Produce an exact copy of all the data below, dropping every image.

# Input for this task start

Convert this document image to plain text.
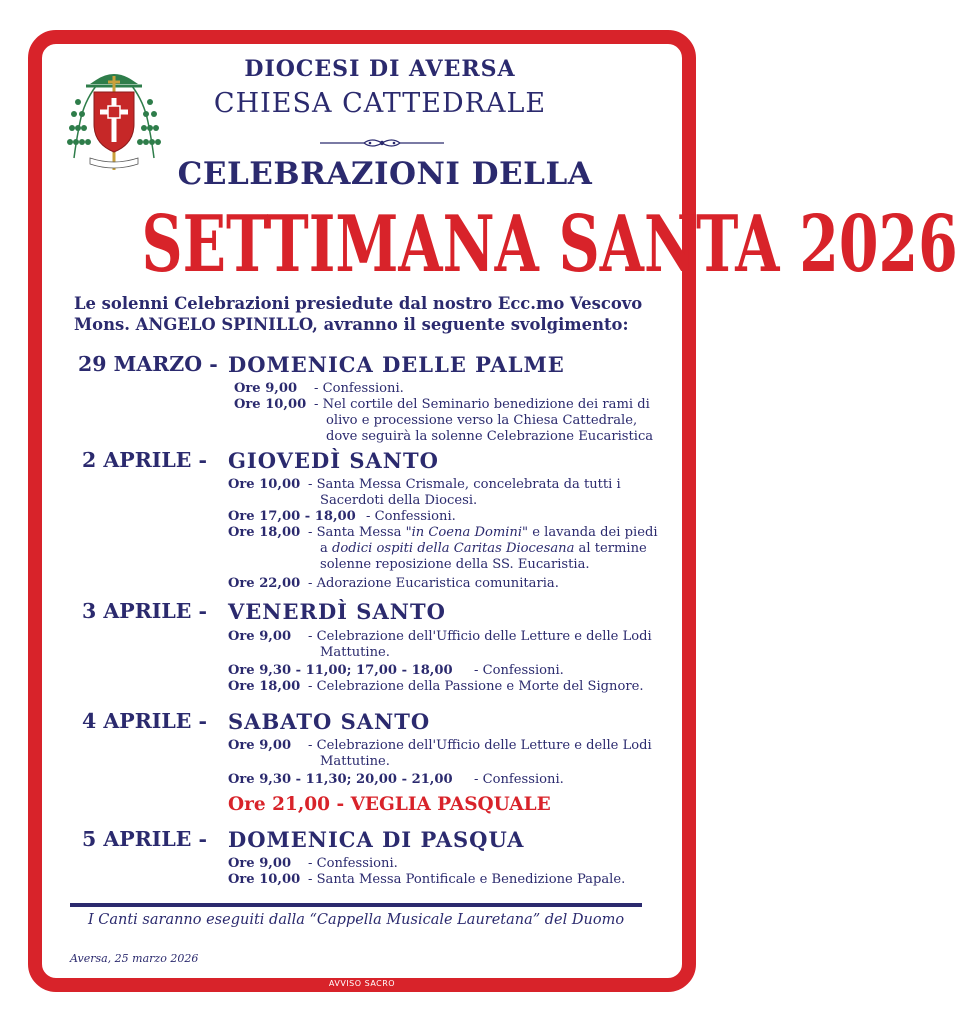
DIOCESI DI AVERSA
CHIESA CATTEDRALE
CELEBRAZIONI DELLA
SETTIMANA SANTA 2026
Le solenni Celebrazioni presiedute dal nostro Ecc.mo Vescovo
Mons. ANGELO SPINILLO, avranno il seguente svolgimento:
29 MARZO - DOMENICA DELLE PALME
Ore 9,00 - Confessioni.
Ore 10,00 - Nel cortile del Seminario benedizione dei rami di
olivo e processione verso la Chiesa Cattedrale,
dove seguirà la solenne Celebrazione Eucaristica
2 APRILE - GIOVEDÌ SANTO
Ore 10,00 - Santa Messa Crismale, concelebrata da tutti i
Sacerdoti della Diocesi.
Ore 17,00 - 18,00 - Confessioni.
Ore 18,00 - Santa Messa "in Coena Domini" e lavanda dei piedi
a dodici ospiti della Caritas Diocesana al termine
solenne reposizione della SS. Eucaristia.
Ore 22,00 - Adorazione Eucaristica comunitaria.
3 APRILE - VENERDÌ SANTO
Ore 9,00 - Celebrazione dell'Ufficio delle Letture e delle Lodi
Mattutine.
Ore 9,30 - 11,00; 17,00 - 18,00 - Confessioni.
Ore 18,00 - Celebrazione della Passione e Morte del Signore.
4 APRILE - SABATO SANTO
Ore 9,00 - Celebrazione dell'Ufficio delle Letture e delle Lodi
Mattutine.
Ore 9,30 - 11,30; 20,00 - 21,00 - Confessioni.
Ore 21,00 - VEGLIA PASQUALE
5 APRILE - DOMENICA DI PASQUA
Ore 9,00 - Confessioni.
Ore 10,00 - Santa Messa Pontificale e Benedizione Papale.
I Canti saranno eseguiti dalla “Cappella Musicale Lauretana” del Duomo
Aversa, 25 marzo 2026
AVVISO SACRO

# Input for this task end

__Solution to the exercise__.
Convert this document image to plain text.
DIOCESI DI AVERSA
CHIESA CATTEDRALE
CELEBRAZIONI DELLA
SETTIMANA SANTA 2026
Le solenni Celebrazioni presiedute dal nostro Ecc.mo Vescovo
Mons. ANGELO SPINILLO, avranno il seguente svolgimento:
29 MARZO - DOMENICA DELLE PALME
Ore 9,00 - Confessioni.
Ore 10,00 - Nel cortile del Seminario benedizione dei rami di
olivo e processione verso la Chiesa Cattedrale,
dove seguirà la solenne Celebrazione Eucaristica
2 APRILE - GIOVEDÌ SANTO
Ore 10,00 - Santa Messa Crismale, concelebrata da tutti i
Sacerdoti della Diocesi.
Ore 17,00 - 18,00 - Confessioni.
Ore 18,00 - Santa Messa "in Coena Domini" e lavanda dei piedi
a dodici ospiti della Caritas Diocesana al termine
solenne reposizione della SS. Eucaristia.
Ore 22,00 - Adorazione Eucaristica comunitaria.
3 APRILE - VENERDÌ SANTO
Ore 9,00 - Celebrazione dell'Ufficio delle Letture e delle Lodi
Mattutine.
Ore 9,30 - 11,00; 17,00 - 18,00 - Confessioni.
Ore 18,00 - Celebrazione della Passione e Morte del Signore.
4 APRILE - SABATO SANTO
Ore 9,00 - Celebrazione dell'Ufficio delle Letture e delle Lodi
Mattutine.
Ore 9,30 - 11,30; 20,00 - 21,00 - Confessioni.
Ore 21,00 - VEGLIA PASQUALE
5 APRILE - DOMENICA DI PASQUA
Ore 9,00 - Confessioni.
Ore 10,00 - Santa Messa Pontificale e Benedizione Papale.
I Canti saranno eseguiti dalla “Cappella Musicale Lauretana” del Duomo
Aversa, 25 marzo 2026
AVVISO SACRO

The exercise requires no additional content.